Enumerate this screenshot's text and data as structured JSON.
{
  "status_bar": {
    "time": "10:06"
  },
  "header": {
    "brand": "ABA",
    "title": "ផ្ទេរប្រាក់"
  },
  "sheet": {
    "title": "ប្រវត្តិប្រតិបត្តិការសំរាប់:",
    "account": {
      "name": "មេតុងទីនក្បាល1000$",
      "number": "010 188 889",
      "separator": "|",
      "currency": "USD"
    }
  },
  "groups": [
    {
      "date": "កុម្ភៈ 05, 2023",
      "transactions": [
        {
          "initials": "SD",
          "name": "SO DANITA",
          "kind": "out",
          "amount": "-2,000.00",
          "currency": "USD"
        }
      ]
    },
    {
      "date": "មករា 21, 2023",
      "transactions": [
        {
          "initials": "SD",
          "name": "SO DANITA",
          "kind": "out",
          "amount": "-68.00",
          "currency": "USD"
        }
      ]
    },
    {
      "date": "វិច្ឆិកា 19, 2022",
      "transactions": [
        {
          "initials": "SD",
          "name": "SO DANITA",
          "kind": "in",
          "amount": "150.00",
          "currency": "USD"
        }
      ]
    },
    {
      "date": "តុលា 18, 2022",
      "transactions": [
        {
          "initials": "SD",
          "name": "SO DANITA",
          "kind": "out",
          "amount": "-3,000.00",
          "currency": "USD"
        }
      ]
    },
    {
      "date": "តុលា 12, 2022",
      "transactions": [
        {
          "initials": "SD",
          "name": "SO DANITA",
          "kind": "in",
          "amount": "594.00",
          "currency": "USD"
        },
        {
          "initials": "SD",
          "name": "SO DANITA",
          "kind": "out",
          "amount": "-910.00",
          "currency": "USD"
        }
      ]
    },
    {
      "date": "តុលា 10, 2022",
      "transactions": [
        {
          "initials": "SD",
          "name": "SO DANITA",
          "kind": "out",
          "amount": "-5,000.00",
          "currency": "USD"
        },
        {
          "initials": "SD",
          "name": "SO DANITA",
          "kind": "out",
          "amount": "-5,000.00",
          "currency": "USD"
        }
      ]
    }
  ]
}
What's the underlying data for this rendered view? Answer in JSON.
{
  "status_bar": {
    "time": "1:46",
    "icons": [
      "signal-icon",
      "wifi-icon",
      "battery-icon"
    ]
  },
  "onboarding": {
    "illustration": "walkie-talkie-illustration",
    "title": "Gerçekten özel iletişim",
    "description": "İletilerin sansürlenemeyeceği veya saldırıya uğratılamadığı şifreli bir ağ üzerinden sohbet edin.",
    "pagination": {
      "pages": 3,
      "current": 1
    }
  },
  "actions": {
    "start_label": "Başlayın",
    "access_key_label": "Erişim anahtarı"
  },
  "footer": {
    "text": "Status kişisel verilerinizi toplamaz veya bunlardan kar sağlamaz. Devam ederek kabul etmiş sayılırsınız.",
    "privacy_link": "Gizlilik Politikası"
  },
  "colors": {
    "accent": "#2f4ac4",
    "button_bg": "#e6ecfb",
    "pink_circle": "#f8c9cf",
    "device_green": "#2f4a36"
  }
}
·····
- **THE TASK**: Copy out each line exactly as written.

- **ANSWER BELOW**:
Enumerate this screenshot's text and data as structured JSON.
{
  "status_bar": {
    "time": "10:06"
  },
  "header": {
    "brand": "ABA",
    "title": "ផ្ទេរប្រាក់"
  },
  "sheet": {
    "title": "ប្រវត្តិប្រតិបត្តិការសំរាប់:",
    "account": {
      "name": "មេតុងទីនក្បាល1000$",
      "number": "010 188 889",
      "separator": "|",
      "currency": "USD"
    }
  },
  "groups": [
    {
      "date": "កុម្ភៈ 05, 2023",
      "transactions": [
        {
          "initials": "SD",
          "name": "SO DANITA",
          "kind": "out",
          "amount": "-2,000.00",
          "currency": "USD"
        }
      ]
    },
    {
      "date": "មករា 21, 2023",
      "transactions": [
        {
          "initials": "SD",
          "name": "SO DANITA",
          "kind": "out",
          "amount": "-68.00",
          "currency": "USD"
        }
      ]
    },
    {
      "date": "វិច្ឆិកា 19, 2022",
      "transactions": [
        {
          "initials": "SD",
          "name": "SO DANITA",
          "kind": "in",
          "amount": "150.00",
          "currency": "USD"
        }
      ]
    },
    {
      "date": "តុលា 18, 2022",
      "transactions": [
        {
          "initials": "SD",
          "name": "SO DANITA",
          "kind": "out",
          "amount": "-3,000.00",
          "currency": "USD"
        }
      ]
    },
    {
      "date": "តុលា 12, 2022",
      "transactions": [
        {
          "initials": "SD",
          "name": "SO DANITA",
          "kind": "in",
          "amount": "594.00",
          "currency": "USD"
        },
        {
          "initials": "SD",
          "name": "SO DANITA",
          "kind": "out",
          "amount": "-910.00",
          "currency": "USD"
        }
      ]
    },
    {
      "date": "តុលា 10, 2022",
      "transactions": [
        {
          "initials": "SD",
          "name": "SO DANITA",
          "kind": "out",
          "amount": "-5,000.00",
          "currency": "USD"
        },
        {
          "initials": "SD",
          "name": "SO DANITA",
          "kind": "out",
          "amount": "-5,000.00",
          "currency": "USD"
        }
      ]
    }
  ]
}
What's the underlying data for this rendered view? Answer in JSON.
{
  "status_bar": {
    "time": "1:46",
    "icons": [
      "signal-icon",
      "wifi-icon",
      "battery-icon"
    ]
  },
  "onboarding": {
    "illustration": "walkie-talkie-illustration",
    "title": "Gerçekten özel iletişim",
    "description": "İletilerin sansürlenemeyeceği veya saldırıya uğratılamadığı şifreli bir ağ üzerinden sohbet edin.",
    "pagination": {
      "pages": 3,
      "current": 1
    }
  },
  "actions": {
    "start_label": "Başlayın",
    "access_key_label": "Erişim anahtarı"
  },
  "footer": {
    "text": "Status kişisel verilerinizi toplamaz veya bunlardan kar sağlamaz. Devam ederek kabul etmiş sayılırsınız.",
    "privacy_link": "Gizlilik Politikası"
  },
  "colors": {
    "accent": "#2f4ac4",
    "button_bg": "#e6ecfb",
    "pink_circle": "#f8c9cf",
    "device_green": "#2f4a36"
  }
}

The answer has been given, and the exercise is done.